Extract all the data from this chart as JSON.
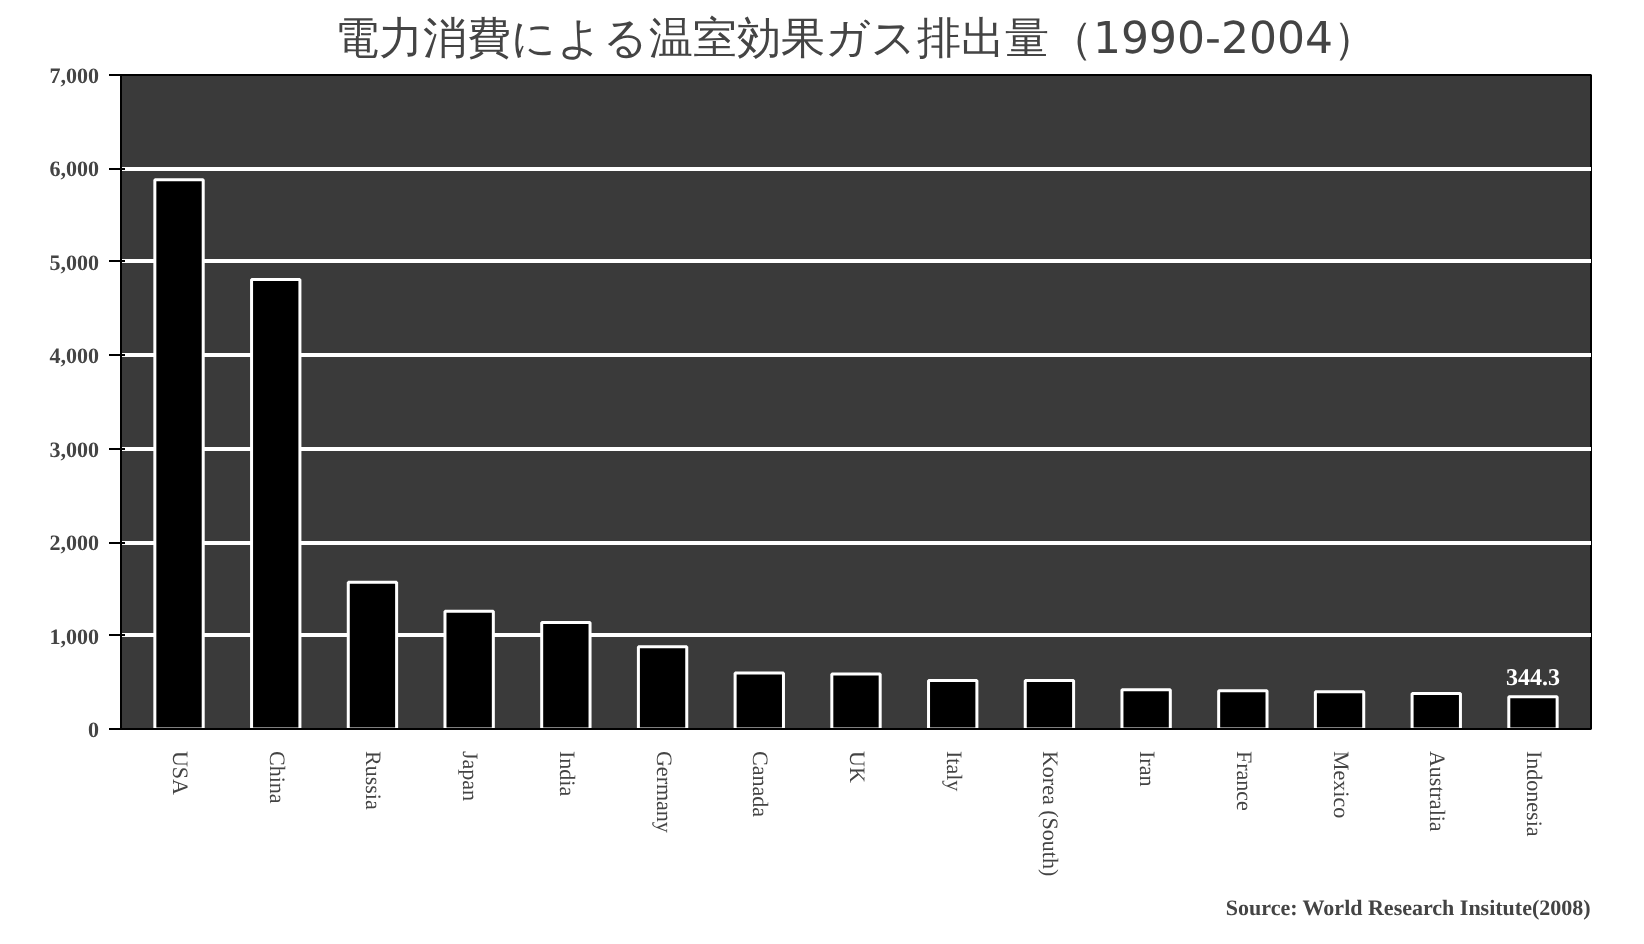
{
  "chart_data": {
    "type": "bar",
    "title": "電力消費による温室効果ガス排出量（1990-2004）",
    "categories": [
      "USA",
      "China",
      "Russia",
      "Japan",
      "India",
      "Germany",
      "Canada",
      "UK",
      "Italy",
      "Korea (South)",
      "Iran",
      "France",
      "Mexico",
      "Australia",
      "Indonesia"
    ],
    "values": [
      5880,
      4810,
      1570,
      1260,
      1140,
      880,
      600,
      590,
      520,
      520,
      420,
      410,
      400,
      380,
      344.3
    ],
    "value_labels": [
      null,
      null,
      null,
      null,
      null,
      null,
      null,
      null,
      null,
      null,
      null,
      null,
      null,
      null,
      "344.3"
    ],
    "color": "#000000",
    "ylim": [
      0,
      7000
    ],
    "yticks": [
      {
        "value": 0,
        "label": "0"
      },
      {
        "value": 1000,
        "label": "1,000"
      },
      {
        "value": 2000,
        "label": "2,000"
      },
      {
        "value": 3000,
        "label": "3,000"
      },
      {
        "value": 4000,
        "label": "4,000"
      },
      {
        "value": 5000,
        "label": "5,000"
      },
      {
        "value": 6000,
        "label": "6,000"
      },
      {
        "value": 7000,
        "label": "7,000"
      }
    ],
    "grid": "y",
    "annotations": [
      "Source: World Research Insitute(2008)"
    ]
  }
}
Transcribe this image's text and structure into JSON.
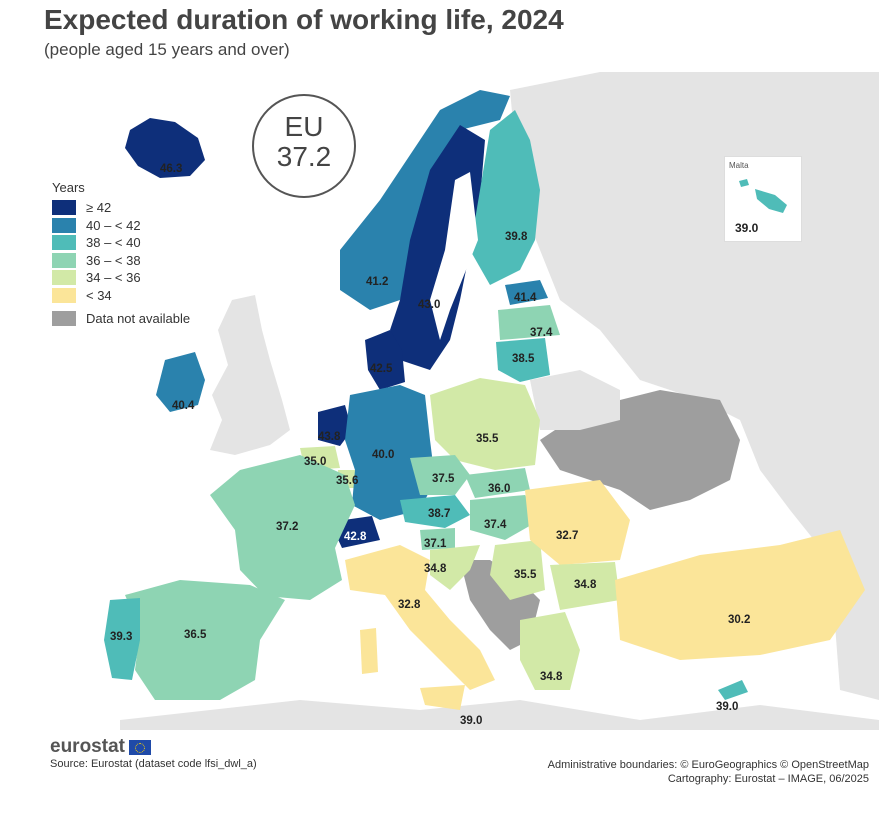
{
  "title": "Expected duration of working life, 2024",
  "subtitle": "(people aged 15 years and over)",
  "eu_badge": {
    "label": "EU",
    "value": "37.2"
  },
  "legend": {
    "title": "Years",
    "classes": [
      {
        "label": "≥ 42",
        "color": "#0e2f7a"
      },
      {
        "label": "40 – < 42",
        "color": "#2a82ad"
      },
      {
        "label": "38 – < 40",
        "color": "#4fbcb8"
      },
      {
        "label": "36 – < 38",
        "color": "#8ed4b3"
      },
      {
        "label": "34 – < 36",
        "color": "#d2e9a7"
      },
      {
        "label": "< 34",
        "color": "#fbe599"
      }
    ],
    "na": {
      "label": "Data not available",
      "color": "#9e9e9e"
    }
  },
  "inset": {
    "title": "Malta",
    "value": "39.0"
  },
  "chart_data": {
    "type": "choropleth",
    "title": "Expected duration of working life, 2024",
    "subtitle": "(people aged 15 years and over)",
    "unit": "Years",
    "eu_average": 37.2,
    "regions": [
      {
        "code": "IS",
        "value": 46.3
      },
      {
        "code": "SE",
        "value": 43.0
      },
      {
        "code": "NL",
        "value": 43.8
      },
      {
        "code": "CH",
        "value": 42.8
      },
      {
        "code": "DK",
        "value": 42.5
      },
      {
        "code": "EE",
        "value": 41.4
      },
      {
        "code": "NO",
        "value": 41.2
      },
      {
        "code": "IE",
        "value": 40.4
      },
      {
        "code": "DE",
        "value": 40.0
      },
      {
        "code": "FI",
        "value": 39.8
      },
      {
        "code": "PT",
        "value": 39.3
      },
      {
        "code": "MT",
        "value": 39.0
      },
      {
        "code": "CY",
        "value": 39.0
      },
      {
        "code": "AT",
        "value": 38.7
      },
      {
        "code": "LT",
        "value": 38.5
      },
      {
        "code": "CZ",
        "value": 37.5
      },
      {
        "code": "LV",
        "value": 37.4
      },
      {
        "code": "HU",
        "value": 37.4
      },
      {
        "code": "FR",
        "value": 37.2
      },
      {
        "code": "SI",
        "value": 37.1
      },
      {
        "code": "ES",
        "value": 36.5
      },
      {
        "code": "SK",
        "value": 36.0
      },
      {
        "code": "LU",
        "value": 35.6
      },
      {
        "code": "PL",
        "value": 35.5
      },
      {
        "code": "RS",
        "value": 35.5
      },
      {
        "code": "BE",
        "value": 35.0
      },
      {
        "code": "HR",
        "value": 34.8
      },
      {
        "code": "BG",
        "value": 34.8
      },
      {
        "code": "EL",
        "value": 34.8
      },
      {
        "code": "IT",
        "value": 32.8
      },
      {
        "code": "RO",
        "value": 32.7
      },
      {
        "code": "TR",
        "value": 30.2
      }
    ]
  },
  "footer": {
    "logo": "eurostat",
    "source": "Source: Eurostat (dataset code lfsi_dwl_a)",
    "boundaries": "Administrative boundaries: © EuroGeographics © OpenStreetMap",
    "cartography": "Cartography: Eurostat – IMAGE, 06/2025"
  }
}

════════════════════

- _Instruction_:
Quote the material word for word, dropping any images it holds.

- _Result of this exercise_:
Extract all the data from this chart as JSON.
{
  "chart_data": {
    "type": "bar",
    "title": "電力消費による温室効果ガス排出量（1990-2004）",
    "categories": [
      "USA",
      "China",
      "Russia",
      "Japan",
      "India",
      "Germany",
      "Canada",
      "UK",
      "Italy",
      "Korea (South)",
      "Iran",
      "France",
      "Mexico",
      "Australia",
      "Indonesia"
    ],
    "values": [
      5880,
      4810,
      1570,
      1260,
      1140,
      880,
      600,
      590,
      520,
      520,
      420,
      410,
      400,
      380,
      344.3
    ],
    "value_labels": [
      null,
      null,
      null,
      null,
      null,
      null,
      null,
      null,
      null,
      null,
      null,
      null,
      null,
      null,
      "344.3"
    ],
    "color": "#000000",
    "ylim": [
      0,
      7000
    ],
    "yticks": [
      {
        "value": 0,
        "label": "0"
      },
      {
        "value": 1000,
        "label": "1,000"
      },
      {
        "value": 2000,
        "label": "2,000"
      },
      {
        "value": 3000,
        "label": "3,000"
      },
      {
        "value": 4000,
        "label": "4,000"
      },
      {
        "value": 5000,
        "label": "5,000"
      },
      {
        "value": 6000,
        "label": "6,000"
      },
      {
        "value": 7000,
        "label": "7,000"
      }
    ],
    "grid": "y",
    "annotations": [
      "Source: World Research Insitute(2008)"
    ]
  }
}
Transcribe this image's text and structure into JSON.
{
  "title": "Expected duration of working life, 2024",
  "subtitle": "(people aged 15 years and over)",
  "eu_badge": {
    "label": "EU",
    "value": "37.2"
  },
  "legend": {
    "title": "Years",
    "classes": [
      {
        "label": "≥ 42",
        "color": "#0e2f7a"
      },
      {
        "label": "40 – < 42",
        "color": "#2a82ad"
      },
      {
        "label": "38 – < 40",
        "color": "#4fbcb8"
      },
      {
        "label": "36 – < 38",
        "color": "#8ed4b3"
      },
      {
        "label": "34 – < 36",
        "color": "#d2e9a7"
      },
      {
        "label": "< 34",
        "color": "#fbe599"
      }
    ],
    "na": {
      "label": "Data not available",
      "color": "#9e9e9e"
    }
  },
  "inset": {
    "title": "Malta",
    "value": "39.0"
  },
  "chart_data": {
    "type": "choropleth",
    "title": "Expected duration of working life, 2024",
    "subtitle": "(people aged 15 years and over)",
    "unit": "Years",
    "eu_average": 37.2,
    "regions": [
      {
        "code": "IS",
        "value": 46.3
      },
      {
        "code": "SE",
        "value": 43.0
      },
      {
        "code": "NL",
        "value": 43.8
      },
      {
        "code": "CH",
        "value": 42.8
      },
      {
        "code": "DK",
        "value": 42.5
      },
      {
        "code": "EE",
        "value": 41.4
      },
      {
        "code": "NO",
        "value": 41.2
      },
      {
        "code": "IE",
        "value": 40.4
      },
      {
        "code": "DE",
        "value": 40.0
      },
      {
        "code": "FI",
        "value": 39.8
      },
      {
        "code": "PT",
        "value": 39.3
      },
      {
        "code": "MT",
        "value": 39.0
      },
      {
        "code": "CY",
        "value": 39.0
      },
      {
        "code": "AT",
        "value": 38.7
      },
      {
        "code": "LT",
        "value": 38.5
      },
      {
        "code": "CZ",
        "value": 37.5
      },
      {
        "code": "LV",
        "value": 37.4
      },
      {
        "code": "HU",
        "value": 37.4
      },
      {
        "code": "FR",
        "value": 37.2
      },
      {
        "code": "SI",
        "value": 37.1
      },
      {
        "code": "ES",
        "value": 36.5
      },
      {
        "code": "SK",
        "value": 36.0
      },
      {
        "code": "LU",
        "value": 35.6
      },
      {
        "code": "PL",
        "value": 35.5
      },
      {
        "code": "RS",
        "value": 35.5
      },
      {
        "code": "BE",
        "value": 35.0
      },
      {
        "code": "HR",
        "value": 34.8
      },
      {
        "code": "BG",
        "value": 34.8
      },
      {
        "code": "EL",
        "value": 34.8
      },
      {
        "code": "IT",
        "value": 32.8
      },
      {
        "code": "RO",
        "value": 32.7
      },
      {
        "code": "TR",
        "value": 30.2
      }
    ]
  },
  "footer": {
    "logo": "eurostat",
    "source": "Source: Eurostat (dataset code lfsi_dwl_a)",
    "boundaries": "Administrative boundaries: © EuroGeographics © OpenStreetMap",
    "cartography": "Cartography: Eurostat – IMAGE, 06/2025"
  }
}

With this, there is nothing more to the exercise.